Exercise directions:
Reproduce the lines of these records word for word.

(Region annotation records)
▬▬▬
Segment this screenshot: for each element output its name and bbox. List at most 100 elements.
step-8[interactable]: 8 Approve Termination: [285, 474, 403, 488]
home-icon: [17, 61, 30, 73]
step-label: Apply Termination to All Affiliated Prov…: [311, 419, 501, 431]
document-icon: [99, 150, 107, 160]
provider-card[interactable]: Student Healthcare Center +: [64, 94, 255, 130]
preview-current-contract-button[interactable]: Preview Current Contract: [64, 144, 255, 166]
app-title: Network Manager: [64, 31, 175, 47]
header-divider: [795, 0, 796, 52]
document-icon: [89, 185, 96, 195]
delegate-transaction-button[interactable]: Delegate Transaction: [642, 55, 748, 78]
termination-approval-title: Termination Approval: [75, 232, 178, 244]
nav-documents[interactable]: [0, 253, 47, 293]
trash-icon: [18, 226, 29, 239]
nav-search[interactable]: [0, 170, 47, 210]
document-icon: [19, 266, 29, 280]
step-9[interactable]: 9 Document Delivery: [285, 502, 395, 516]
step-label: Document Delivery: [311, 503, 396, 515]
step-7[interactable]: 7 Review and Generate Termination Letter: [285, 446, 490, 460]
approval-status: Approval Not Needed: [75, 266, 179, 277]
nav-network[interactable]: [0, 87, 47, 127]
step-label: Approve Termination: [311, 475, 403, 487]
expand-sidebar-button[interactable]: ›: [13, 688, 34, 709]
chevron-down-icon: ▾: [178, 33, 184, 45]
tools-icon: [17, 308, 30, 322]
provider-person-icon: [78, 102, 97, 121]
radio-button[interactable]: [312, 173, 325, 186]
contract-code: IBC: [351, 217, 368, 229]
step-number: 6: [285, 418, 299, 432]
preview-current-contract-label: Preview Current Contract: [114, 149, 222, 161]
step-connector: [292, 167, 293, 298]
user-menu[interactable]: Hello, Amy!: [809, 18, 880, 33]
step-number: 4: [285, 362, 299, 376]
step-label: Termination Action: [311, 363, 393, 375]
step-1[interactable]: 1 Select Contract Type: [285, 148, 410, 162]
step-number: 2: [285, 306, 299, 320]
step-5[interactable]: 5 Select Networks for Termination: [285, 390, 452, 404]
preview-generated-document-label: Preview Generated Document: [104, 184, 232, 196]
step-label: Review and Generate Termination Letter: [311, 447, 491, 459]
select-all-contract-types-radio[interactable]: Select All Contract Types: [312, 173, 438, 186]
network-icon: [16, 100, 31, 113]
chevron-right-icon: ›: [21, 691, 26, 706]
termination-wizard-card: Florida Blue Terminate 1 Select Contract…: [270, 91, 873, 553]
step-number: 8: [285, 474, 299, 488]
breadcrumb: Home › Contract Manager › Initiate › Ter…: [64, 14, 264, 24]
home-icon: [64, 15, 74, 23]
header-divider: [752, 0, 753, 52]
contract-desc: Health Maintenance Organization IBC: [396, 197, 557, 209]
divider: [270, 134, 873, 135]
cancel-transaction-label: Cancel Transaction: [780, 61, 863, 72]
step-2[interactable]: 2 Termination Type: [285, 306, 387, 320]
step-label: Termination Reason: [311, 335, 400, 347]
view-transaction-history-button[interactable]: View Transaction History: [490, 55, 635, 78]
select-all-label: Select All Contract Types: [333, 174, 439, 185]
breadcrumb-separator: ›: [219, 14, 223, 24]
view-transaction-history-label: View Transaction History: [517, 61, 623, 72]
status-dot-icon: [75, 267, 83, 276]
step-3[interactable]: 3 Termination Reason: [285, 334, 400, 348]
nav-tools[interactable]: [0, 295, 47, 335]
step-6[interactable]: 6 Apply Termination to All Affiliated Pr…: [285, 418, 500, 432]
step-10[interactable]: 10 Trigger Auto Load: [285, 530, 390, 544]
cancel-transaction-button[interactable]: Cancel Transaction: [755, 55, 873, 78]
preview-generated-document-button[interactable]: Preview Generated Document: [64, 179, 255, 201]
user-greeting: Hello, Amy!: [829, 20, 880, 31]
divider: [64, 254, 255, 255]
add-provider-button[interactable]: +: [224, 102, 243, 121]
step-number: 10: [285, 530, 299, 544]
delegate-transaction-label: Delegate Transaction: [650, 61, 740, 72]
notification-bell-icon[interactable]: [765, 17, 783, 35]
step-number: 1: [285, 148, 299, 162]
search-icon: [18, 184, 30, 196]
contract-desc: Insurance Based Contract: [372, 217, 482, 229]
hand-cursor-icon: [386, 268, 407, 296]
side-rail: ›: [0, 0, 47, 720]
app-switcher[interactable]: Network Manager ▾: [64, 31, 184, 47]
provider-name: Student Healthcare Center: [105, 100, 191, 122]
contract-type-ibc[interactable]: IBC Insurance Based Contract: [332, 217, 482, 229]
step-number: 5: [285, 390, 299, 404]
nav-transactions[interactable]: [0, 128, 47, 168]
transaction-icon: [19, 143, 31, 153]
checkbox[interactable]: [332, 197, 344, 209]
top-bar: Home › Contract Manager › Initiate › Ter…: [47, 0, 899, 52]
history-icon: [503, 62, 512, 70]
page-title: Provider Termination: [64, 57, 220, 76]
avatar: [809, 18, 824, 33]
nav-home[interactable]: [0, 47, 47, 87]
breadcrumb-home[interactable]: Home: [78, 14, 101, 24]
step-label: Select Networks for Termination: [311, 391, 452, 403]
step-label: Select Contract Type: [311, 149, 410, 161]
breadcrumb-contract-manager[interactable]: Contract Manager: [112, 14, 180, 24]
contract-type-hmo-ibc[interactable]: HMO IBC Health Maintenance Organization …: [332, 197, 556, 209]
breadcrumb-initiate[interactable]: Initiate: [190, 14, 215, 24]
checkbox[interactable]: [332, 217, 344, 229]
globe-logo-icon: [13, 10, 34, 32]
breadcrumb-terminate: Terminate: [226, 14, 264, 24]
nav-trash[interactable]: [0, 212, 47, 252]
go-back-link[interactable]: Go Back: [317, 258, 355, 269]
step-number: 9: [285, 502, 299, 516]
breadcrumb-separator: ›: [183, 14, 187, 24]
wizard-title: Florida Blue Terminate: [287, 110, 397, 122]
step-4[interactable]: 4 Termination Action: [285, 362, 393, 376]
▬▬▬
Result of this exercise:
Segment this screenshot: for each element output its name and bbox. List at most 100 elements.
step-8[interactable]: 8 Approve Termination: [285, 474, 403, 488]
home-icon: [17, 61, 30, 73]
step-label: Apply Termination to All Affiliated Prov…: [311, 419, 501, 431]
document-icon: [99, 150, 107, 160]
provider-card[interactable]: Student Healthcare Center +: [64, 94, 255, 130]
preview-current-contract-button[interactable]: Preview Current Contract: [64, 144, 255, 166]
app-title: Network Manager: [64, 31, 175, 47]
header-divider: [795, 0, 796, 52]
document-icon: [89, 185, 96, 195]
delegate-transaction-button[interactable]: Delegate Transaction: [642, 55, 748, 78]
termination-approval-title: Termination Approval: [75, 232, 178, 244]
nav-documents[interactable]: [0, 253, 47, 293]
trash-icon: [18, 226, 29, 239]
nav-search[interactable]: [0, 170, 47, 210]
document-icon: [19, 266, 29, 280]
step-9[interactable]: 9 Document Delivery: [285, 502, 395, 516]
step-label: Document Delivery: [311, 503, 396, 515]
step-7[interactable]: 7 Review and Generate Termination Letter: [285, 446, 490, 460]
approval-status: Approval Not Needed: [75, 266, 179, 277]
nav-network[interactable]: [0, 87, 47, 127]
step-label: Approve Termination: [311, 475, 403, 487]
expand-sidebar-button[interactable]: ›: [13, 688, 34, 709]
chevron-down-icon: ▾: [178, 33, 184, 45]
tools-icon: [17, 308, 30, 322]
provider-person-icon: [78, 102, 97, 121]
radio-button[interactable]: [312, 173, 325, 186]
contract-code: IBC: [351, 217, 368, 229]
step-number: 6: [285, 418, 299, 432]
preview-current-contract-label: Preview Current Contract: [114, 149, 222, 161]
step-connector: [292, 167, 293, 298]
user-menu[interactable]: Hello, Amy!: [809, 18, 880, 33]
step-number: 4: [285, 362, 299, 376]
step-label: Termination Action: [311, 363, 393, 375]
step-1[interactable]: 1 Select Contract Type: [285, 148, 410, 162]
step-number: 2: [285, 306, 299, 320]
step-5[interactable]: 5 Select Networks for Termination: [285, 390, 452, 404]
preview-generated-document-label: Preview Generated Document: [104, 184, 232, 196]
step-label: Review and Generate Termination Letter: [311, 447, 491, 459]
select-all-contract-types-radio[interactable]: Select All Contract Types: [312, 173, 438, 186]
network-icon: [16, 100, 31, 113]
chevron-right-icon: ›: [21, 691, 26, 706]
termination-wizard-card: Florida Blue Terminate 1 Select Contract…: [270, 91, 873, 553]
step-number: 8: [285, 474, 299, 488]
breadcrumb: Home › Contract Manager › Initiate › Ter…: [64, 14, 264, 24]
home-icon: [64, 15, 74, 23]
header-divider: [752, 0, 753, 52]
contract-desc: Health Maintenance Organization IBC: [396, 197, 557, 209]
divider: [270, 134, 873, 135]
cancel-transaction-label: Cancel Transaction: [780, 61, 863, 72]
step-2[interactable]: 2 Termination Type: [285, 306, 387, 320]
step-label: Termination Reason: [311, 335, 400, 347]
view-transaction-history-button[interactable]: View Transaction History: [490, 55, 635, 78]
select-all-label: Select All Contract Types: [333, 174, 439, 185]
breadcrumb-separator: ›: [219, 14, 223, 24]
view-transaction-history-label: View Transaction History: [517, 61, 623, 72]
status-dot-icon: [75, 267, 83, 276]
step-3[interactable]: 3 Termination Reason: [285, 334, 400, 348]
nav-tools[interactable]: [0, 295, 47, 335]
step-6[interactable]: 6 Apply Termination to All Affiliated Pr…: [285, 418, 500, 432]
step-10[interactable]: 10 Trigger Auto Load: [285, 530, 390, 544]
cancel-transaction-button[interactable]: Cancel Transaction: [755, 55, 873, 78]
preview-generated-document-button[interactable]: Preview Generated Document: [64, 179, 255, 201]
user-greeting: Hello, Amy!: [829, 20, 880, 31]
divider: [64, 254, 255, 255]
add-provider-button[interactable]: +: [224, 102, 243, 121]
step-number: 10: [285, 530, 299, 544]
delegate-transaction-label: Delegate Transaction: [650, 61, 740, 72]
notification-bell-icon[interactable]: [765, 17, 783, 35]
step-number: 1: [285, 148, 299, 162]
search-icon: [18, 184, 30, 196]
contract-desc: Insurance Based Contract: [372, 217, 482, 229]
hand-cursor-icon: [386, 268, 407, 296]
side-rail: ›: [0, 0, 47, 720]
app-switcher[interactable]: Network Manager ▾: [64, 31, 184, 47]
provider-name: Student Healthcare Center: [105, 100, 191, 122]
contract-type-ibc[interactable]: IBC Insurance Based Contract: [332, 217, 482, 229]
step-number: 5: [285, 390, 299, 404]
nav-transactions[interactable]: [0, 128, 47, 168]
transaction-icon: [19, 143, 31, 153]
checkbox[interactable]: [332, 197, 344, 209]
top-bar: Home › Contract Manager › Initiate › Ter…: [47, 0, 899, 52]
history-icon: [503, 62, 512, 70]
page-title: Provider Termination: [64, 57, 220, 76]
avatar: [809, 18, 824, 33]
nav-home[interactable]: [0, 47, 47, 87]
breadcrumb-home[interactable]: Home: [78, 14, 101, 24]
step-label: Select Networks for Termination: [311, 391, 452, 403]
step-label: Select Contract Type: [311, 149, 410, 161]
breadcrumb-contract-manager[interactable]: Contract Manager: [112, 14, 180, 24]
contract-type-hmo-ibc[interactable]: HMO IBC Health Maintenance Organization …: [332, 197, 556, 209]
breadcrumb-initiate[interactable]: Initiate: [190, 14, 215, 24]
checkbox[interactable]: [332, 217, 344, 229]
globe-logo-icon: [13, 10, 34, 32]
breadcrumb-terminate: Terminate: [226, 14, 264, 24]
nav-trash[interactable]: [0, 212, 47, 252]
go-back-link[interactable]: Go Back: [317, 258, 355, 269]
step-number: 9: [285, 502, 299, 516]
breadcrumb-separator: ›: [183, 14, 187, 24]
wizard-title: Florida Blue Terminate: [287, 110, 397, 122]
step-4[interactable]: 4 Termination Action: [285, 362, 393, 376]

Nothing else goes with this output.